Task directions:
Pictures aside, quote the whole listing exactly.

— START —

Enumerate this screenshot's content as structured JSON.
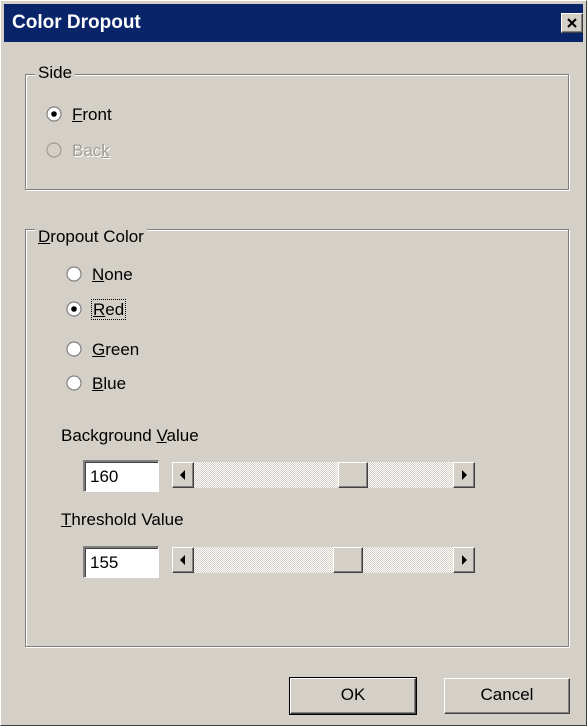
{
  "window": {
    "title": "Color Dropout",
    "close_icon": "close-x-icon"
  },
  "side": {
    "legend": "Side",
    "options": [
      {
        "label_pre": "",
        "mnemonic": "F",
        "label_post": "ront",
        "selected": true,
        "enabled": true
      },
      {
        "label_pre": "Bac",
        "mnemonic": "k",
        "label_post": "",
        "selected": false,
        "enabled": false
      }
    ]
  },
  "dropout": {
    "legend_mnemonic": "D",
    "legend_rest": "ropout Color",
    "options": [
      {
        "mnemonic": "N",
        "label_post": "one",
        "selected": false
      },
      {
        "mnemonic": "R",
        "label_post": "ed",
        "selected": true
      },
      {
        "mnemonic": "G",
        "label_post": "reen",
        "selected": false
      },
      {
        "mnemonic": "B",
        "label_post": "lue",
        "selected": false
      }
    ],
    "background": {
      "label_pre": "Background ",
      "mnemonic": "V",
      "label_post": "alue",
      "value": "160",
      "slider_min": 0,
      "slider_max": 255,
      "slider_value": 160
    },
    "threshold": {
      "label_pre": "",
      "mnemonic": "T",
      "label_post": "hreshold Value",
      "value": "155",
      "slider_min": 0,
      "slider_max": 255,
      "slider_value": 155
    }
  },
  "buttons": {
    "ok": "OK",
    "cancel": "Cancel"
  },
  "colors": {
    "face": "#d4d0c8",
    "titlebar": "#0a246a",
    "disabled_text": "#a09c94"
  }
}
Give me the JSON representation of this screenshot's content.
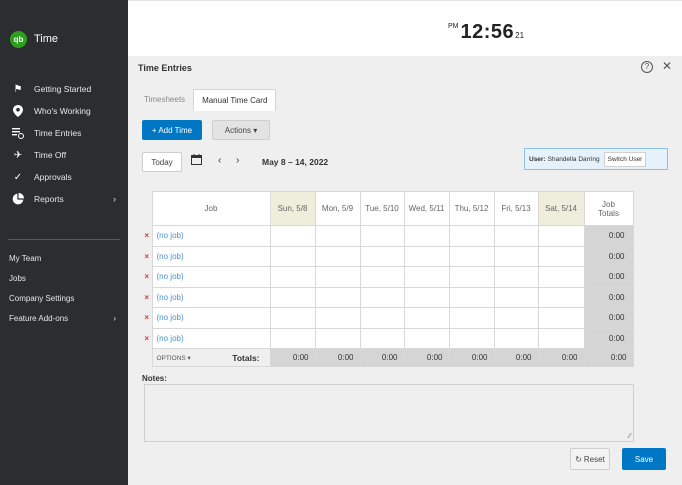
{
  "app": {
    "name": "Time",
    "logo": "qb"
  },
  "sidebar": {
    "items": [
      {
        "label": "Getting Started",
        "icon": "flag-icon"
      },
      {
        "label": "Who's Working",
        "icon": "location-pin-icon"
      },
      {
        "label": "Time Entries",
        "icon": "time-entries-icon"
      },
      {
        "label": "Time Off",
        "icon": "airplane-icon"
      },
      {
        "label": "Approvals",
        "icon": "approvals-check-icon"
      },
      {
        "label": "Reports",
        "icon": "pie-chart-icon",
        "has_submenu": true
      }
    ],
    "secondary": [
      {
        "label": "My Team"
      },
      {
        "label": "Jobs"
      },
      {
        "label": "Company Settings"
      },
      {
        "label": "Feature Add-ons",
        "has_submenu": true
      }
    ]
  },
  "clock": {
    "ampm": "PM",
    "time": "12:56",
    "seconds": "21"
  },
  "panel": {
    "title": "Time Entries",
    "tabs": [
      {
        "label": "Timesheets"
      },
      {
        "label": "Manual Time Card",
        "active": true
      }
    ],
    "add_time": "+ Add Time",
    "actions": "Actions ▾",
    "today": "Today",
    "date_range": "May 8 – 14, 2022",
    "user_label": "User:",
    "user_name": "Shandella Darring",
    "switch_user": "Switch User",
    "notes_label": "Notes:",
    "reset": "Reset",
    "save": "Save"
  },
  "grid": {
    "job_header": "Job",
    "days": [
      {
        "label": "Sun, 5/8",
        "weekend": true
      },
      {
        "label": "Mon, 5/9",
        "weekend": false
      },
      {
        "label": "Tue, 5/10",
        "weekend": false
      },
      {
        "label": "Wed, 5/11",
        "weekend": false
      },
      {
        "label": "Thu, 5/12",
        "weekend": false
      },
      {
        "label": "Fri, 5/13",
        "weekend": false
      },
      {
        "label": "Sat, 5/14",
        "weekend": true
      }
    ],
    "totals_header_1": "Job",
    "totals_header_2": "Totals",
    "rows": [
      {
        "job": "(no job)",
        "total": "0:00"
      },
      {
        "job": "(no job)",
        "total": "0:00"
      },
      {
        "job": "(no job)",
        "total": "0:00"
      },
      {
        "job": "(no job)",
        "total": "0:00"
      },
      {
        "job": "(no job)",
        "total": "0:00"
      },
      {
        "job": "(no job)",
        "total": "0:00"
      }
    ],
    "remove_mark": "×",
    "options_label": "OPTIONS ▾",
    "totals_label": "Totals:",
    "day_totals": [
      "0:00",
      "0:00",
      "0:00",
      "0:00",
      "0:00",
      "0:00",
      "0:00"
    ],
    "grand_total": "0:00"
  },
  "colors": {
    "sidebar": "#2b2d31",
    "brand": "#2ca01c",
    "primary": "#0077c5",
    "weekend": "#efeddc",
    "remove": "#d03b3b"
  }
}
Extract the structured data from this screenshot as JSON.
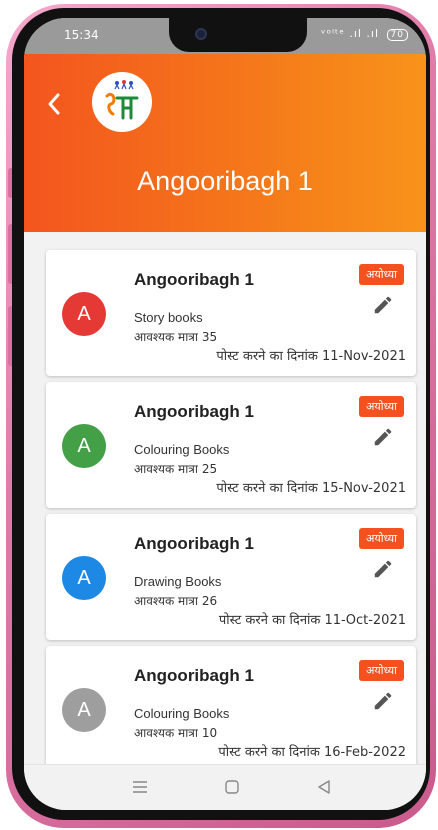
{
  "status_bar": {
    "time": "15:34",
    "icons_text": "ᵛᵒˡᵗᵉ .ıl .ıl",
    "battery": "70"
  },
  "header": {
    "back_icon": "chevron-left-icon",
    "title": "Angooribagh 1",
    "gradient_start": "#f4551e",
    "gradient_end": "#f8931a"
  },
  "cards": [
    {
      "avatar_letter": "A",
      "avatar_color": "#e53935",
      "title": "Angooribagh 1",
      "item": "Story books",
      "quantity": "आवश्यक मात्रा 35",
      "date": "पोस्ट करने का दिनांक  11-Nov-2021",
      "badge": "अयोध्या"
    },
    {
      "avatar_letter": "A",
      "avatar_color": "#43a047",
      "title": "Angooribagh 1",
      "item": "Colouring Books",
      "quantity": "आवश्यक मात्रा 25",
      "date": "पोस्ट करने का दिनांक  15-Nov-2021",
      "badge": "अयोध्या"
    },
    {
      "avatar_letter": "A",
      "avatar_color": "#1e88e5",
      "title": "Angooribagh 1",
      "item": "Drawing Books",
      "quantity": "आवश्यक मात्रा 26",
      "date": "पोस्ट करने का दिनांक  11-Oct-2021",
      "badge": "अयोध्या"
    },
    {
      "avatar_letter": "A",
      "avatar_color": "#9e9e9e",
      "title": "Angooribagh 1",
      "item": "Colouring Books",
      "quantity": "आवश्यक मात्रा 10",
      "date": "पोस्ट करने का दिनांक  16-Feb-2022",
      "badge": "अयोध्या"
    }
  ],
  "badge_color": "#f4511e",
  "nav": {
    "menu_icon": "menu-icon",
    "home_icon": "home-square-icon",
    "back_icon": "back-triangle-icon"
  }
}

— END —

In response:
Enumerate this screenshot's content as structured JSON.
{
  "window": {
    "title": "Color Dropout",
    "close_icon": "close-x-icon"
  },
  "side": {
    "legend": "Side",
    "options": [
      {
        "label_pre": "",
        "mnemonic": "F",
        "label_post": "ront",
        "selected": true,
        "enabled": true
      },
      {
        "label_pre": "Bac",
        "mnemonic": "k",
        "label_post": "",
        "selected": false,
        "enabled": false
      }
    ]
  },
  "dropout": {
    "legend_mnemonic": "D",
    "legend_rest": "ropout Color",
    "options": [
      {
        "mnemonic": "N",
        "label_post": "one",
        "selected": false
      },
      {
        "mnemonic": "R",
        "label_post": "ed",
        "selected": true
      },
      {
        "mnemonic": "G",
        "label_post": "reen",
        "selected": false
      },
      {
        "mnemonic": "B",
        "label_post": "lue",
        "selected": false
      }
    ],
    "background": {
      "label_pre": "Background ",
      "mnemonic": "V",
      "label_post": "alue",
      "value": "160",
      "slider_min": 0,
      "slider_max": 255,
      "slider_value": 160
    },
    "threshold": {
      "label_pre": "",
      "mnemonic": "T",
      "label_post": "hreshold Value",
      "value": "155",
      "slider_min": 0,
      "slider_max": 255,
      "slider_value": 155
    }
  },
  "buttons": {
    "ok": "OK",
    "cancel": "Cancel"
  },
  "colors": {
    "face": "#d4d0c8",
    "titlebar": "#0a246a",
    "disabled_text": "#a09c94"
  }
}
Give me the JSON representation of this screenshot's content.
{
  "app": {
    "name": "Time",
    "logo": "qb"
  },
  "sidebar": {
    "items": [
      {
        "label": "Getting Started",
        "icon": "flag-icon"
      },
      {
        "label": "Who's Working",
        "icon": "location-pin-icon"
      },
      {
        "label": "Time Entries",
        "icon": "time-entries-icon"
      },
      {
        "label": "Time Off",
        "icon": "airplane-icon"
      },
      {
        "label": "Approvals",
        "icon": "approvals-check-icon"
      },
      {
        "label": "Reports",
        "icon": "pie-chart-icon",
        "has_submenu": true
      }
    ],
    "secondary": [
      {
        "label": "My Team"
      },
      {
        "label": "Jobs"
      },
      {
        "label": "Company Settings"
      },
      {
        "label": "Feature Add-ons",
        "has_submenu": true
      }
    ]
  },
  "clock": {
    "ampm": "PM",
    "time": "12:56",
    "seconds": "21"
  },
  "panel": {
    "title": "Time Entries",
    "tabs": [
      {
        "label": "Timesheets"
      },
      {
        "label": "Manual Time Card",
        "active": true
      }
    ],
    "add_time": "+ Add Time",
    "actions": "Actions ▾",
    "today": "Today",
    "date_range": "May 8 – 14, 2022",
    "user_label": "User:",
    "user_name": "Shandella Darring",
    "switch_user": "Switch User",
    "notes_label": "Notes:",
    "reset": "Reset",
    "save": "Save"
  },
  "grid": {
    "job_header": "Job",
    "days": [
      {
        "label": "Sun, 5/8",
        "weekend": true
      },
      {
        "label": "Mon, 5/9",
        "weekend": false
      },
      {
        "label": "Tue, 5/10",
        "weekend": false
      },
      {
        "label": "Wed, 5/11",
        "weekend": false
      },
      {
        "label": "Thu, 5/12",
        "weekend": false
      },
      {
        "label": "Fri, 5/13",
        "weekend": false
      },
      {
        "label": "Sat, 5/14",
        "weekend": true
      }
    ],
    "totals_header_1": "Job",
    "totals_header_2": "Totals",
    "rows": [
      {
        "job": "(no job)",
        "total": "0:00"
      },
      {
        "job": "(no job)",
        "total": "0:00"
      },
      {
        "job": "(no job)",
        "total": "0:00"
      },
      {
        "job": "(no job)",
        "total": "0:00"
      },
      {
        "job": "(no job)",
        "total": "0:00"
      },
      {
        "job": "(no job)",
        "total": "0:00"
      }
    ],
    "remove_mark": "×",
    "options_label": "OPTIONS ▾",
    "totals_label": "Totals:",
    "day_totals": [
      "0:00",
      "0:00",
      "0:00",
      "0:00",
      "0:00",
      "0:00",
      "0:00"
    ],
    "grand_total": "0:00"
  },
  "colors": {
    "sidebar": "#2b2d31",
    "brand": "#2ca01c",
    "primary": "#0077c5",
    "weekend": "#efeddc",
    "remove": "#d03b3b"
  }
}
Extract the structured data from this screenshot as JSON.
{
  "status_bar": {
    "time": "15:34",
    "icons_text": "ᵛᵒˡᵗᵉ .ıl .ıl",
    "battery": "70"
  },
  "header": {
    "back_icon": "chevron-left-icon",
    "title": "Angooribagh 1",
    "gradient_start": "#f4551e",
    "gradient_end": "#f8931a"
  },
  "cards": [
    {
      "avatar_letter": "A",
      "avatar_color": "#e53935",
      "title": "Angooribagh 1",
      "item": "Story books",
      "quantity": "आवश्यक मात्रा 35",
      "date": "पोस्ट करने का दिनांक  11-Nov-2021",
      "badge": "अयोध्या"
    },
    {
      "avatar_letter": "A",
      "avatar_color": "#43a047",
      "title": "Angooribagh 1",
      "item": "Colouring Books",
      "quantity": "आवश्यक मात्रा 25",
      "date": "पोस्ट करने का दिनांक  15-Nov-2021",
      "badge": "अयोध्या"
    },
    {
      "avatar_letter": "A",
      "avatar_color": "#1e88e5",
      "title": "Angooribagh 1",
      "item": "Drawing Books",
      "quantity": "आवश्यक मात्रा 26",
      "date": "पोस्ट करने का दिनांक  11-Oct-2021",
      "badge": "अयोध्या"
    },
    {
      "avatar_letter": "A",
      "avatar_color": "#9e9e9e",
      "title": "Angooribagh 1",
      "item": "Colouring Books",
      "quantity": "आवश्यक मात्रा 10",
      "date": "पोस्ट करने का दिनांक  16-Feb-2022",
      "badge": "अयोध्या"
    }
  ],
  "badge_color": "#f4511e",
  "nav": {
    "menu_icon": "menu-icon",
    "home_icon": "home-square-icon",
    "back_icon": "back-triangle-icon"
  }
}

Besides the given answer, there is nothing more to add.